[Start]
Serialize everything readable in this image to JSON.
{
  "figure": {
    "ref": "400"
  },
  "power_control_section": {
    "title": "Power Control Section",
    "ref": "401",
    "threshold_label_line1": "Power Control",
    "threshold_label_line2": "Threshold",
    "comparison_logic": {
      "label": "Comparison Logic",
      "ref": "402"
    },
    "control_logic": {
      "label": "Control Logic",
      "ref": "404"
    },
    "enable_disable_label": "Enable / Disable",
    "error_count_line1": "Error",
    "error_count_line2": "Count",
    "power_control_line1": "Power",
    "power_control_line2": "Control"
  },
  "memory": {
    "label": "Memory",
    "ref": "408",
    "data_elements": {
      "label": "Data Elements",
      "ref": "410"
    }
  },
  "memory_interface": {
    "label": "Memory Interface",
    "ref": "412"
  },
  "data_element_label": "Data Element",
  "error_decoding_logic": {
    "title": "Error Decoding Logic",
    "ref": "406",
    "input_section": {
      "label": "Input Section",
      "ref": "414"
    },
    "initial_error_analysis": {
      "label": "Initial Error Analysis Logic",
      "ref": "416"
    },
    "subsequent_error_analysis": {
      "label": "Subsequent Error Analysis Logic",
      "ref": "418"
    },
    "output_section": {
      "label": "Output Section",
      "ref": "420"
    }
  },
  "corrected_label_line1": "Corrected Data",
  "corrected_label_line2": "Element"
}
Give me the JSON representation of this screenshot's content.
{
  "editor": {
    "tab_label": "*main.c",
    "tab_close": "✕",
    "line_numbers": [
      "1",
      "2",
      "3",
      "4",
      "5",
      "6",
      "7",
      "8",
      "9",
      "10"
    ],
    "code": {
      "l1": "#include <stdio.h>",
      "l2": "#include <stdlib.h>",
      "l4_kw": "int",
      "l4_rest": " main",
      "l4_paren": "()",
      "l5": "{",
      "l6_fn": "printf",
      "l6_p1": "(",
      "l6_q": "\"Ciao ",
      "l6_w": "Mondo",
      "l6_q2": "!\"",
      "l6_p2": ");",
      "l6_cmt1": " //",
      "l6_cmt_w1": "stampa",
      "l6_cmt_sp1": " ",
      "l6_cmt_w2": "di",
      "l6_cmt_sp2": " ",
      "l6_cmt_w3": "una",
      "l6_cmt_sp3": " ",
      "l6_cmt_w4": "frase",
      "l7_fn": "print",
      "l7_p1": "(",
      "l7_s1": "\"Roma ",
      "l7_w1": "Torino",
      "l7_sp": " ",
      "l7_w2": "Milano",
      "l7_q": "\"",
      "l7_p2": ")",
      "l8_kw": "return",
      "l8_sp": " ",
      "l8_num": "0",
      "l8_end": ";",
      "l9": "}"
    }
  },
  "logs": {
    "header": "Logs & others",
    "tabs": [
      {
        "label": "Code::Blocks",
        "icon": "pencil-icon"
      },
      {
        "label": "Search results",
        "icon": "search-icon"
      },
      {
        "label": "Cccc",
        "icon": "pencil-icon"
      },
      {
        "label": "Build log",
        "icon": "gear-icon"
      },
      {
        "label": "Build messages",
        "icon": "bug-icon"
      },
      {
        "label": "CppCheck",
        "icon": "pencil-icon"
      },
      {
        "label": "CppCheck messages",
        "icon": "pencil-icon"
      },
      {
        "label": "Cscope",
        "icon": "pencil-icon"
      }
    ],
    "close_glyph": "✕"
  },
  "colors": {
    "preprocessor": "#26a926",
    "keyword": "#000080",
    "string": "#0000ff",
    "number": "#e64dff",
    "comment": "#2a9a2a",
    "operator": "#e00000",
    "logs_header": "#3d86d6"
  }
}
[End]
DIRECTIVE - Would you reproduce the material above in full, exactly as given?

REPLY -
Serialize everything readable in this image to JSON.
{
  "figure": {
    "ref": "400"
  },
  "power_control_section": {
    "title": "Power Control Section",
    "ref": "401",
    "threshold_label_line1": "Power Control",
    "threshold_label_line2": "Threshold",
    "comparison_logic": {
      "label": "Comparison Logic",
      "ref": "402"
    },
    "control_logic": {
      "label": "Control Logic",
      "ref": "404"
    },
    "enable_disable_label": "Enable / Disable",
    "error_count_line1": "Error",
    "error_count_line2": "Count",
    "power_control_line1": "Power",
    "power_control_line2": "Control"
  },
  "memory": {
    "label": "Memory",
    "ref": "408",
    "data_elements": {
      "label": "Data Elements",
      "ref": "410"
    }
  },
  "memory_interface": {
    "label": "Memory Interface",
    "ref": "412"
  },
  "data_element_label": "Data Element",
  "error_decoding_logic": {
    "title": "Error Decoding Logic",
    "ref": "406",
    "input_section": {
      "label": "Input Section",
      "ref": "414"
    },
    "initial_error_analysis": {
      "label": "Initial Error Analysis Logic",
      "ref": "416"
    },
    "subsequent_error_analysis": {
      "label": "Subsequent Error Analysis Logic",
      "ref": "418"
    },
    "output_section": {
      "label": "Output Section",
      "ref": "420"
    }
  },
  "corrected_label_line1": "Corrected Data",
  "corrected_label_line2": "Element"
}
Give me the JSON representation of this screenshot's content.
{
  "editor": {
    "tab_label": "*main.c",
    "tab_close": "✕",
    "line_numbers": [
      "1",
      "2",
      "3",
      "4",
      "5",
      "6",
      "7",
      "8",
      "9",
      "10"
    ],
    "code": {
      "l1": "#include <stdio.h>",
      "l2": "#include <stdlib.h>",
      "l4_kw": "int",
      "l4_rest": " main",
      "l4_paren": "()",
      "l5": "{",
      "l6_fn": "printf",
      "l6_p1": "(",
      "l6_q": "\"Ciao ",
      "l6_w": "Mondo",
      "l6_q2": "!\"",
      "l6_p2": ");",
      "l6_cmt1": " //",
      "l6_cmt_w1": "stampa",
      "l6_cmt_sp1": " ",
      "l6_cmt_w2": "di",
      "l6_cmt_sp2": " ",
      "l6_cmt_w3": "una",
      "l6_cmt_sp3": " ",
      "l6_cmt_w4": "frase",
      "l7_fn": "print",
      "l7_p1": "(",
      "l7_s1": "\"Roma ",
      "l7_w1": "Torino",
      "l7_sp": " ",
      "l7_w2": "Milano",
      "l7_q": "\"",
      "l7_p2": ")",
      "l8_kw": "return",
      "l8_sp": " ",
      "l8_num": "0",
      "l8_end": ";",
      "l9": "}"
    }
  },
  "logs": {
    "header": "Logs & others",
    "tabs": [
      {
        "label": "Code::Blocks",
        "icon": "pencil-icon"
      },
      {
        "label": "Search results",
        "icon": "search-icon"
      },
      {
        "label": "Cccc",
        "icon": "pencil-icon"
      },
      {
        "label": "Build log",
        "icon": "gear-icon"
      },
      {
        "label": "Build messages",
        "icon": "bug-icon"
      },
      {
        "label": "CppCheck",
        "icon": "pencil-icon"
      },
      {
        "label": "CppCheck messages",
        "icon": "pencil-icon"
      },
      {
        "label": "Cscope",
        "icon": "pencil-icon"
      }
    ],
    "close_glyph": "✕"
  },
  "colors": {
    "preprocessor": "#26a926",
    "keyword": "#000080",
    "string": "#0000ff",
    "number": "#e64dff",
    "comment": "#2a9a2a",
    "operator": "#e00000",
    "logs_header": "#3d86d6"
  }
}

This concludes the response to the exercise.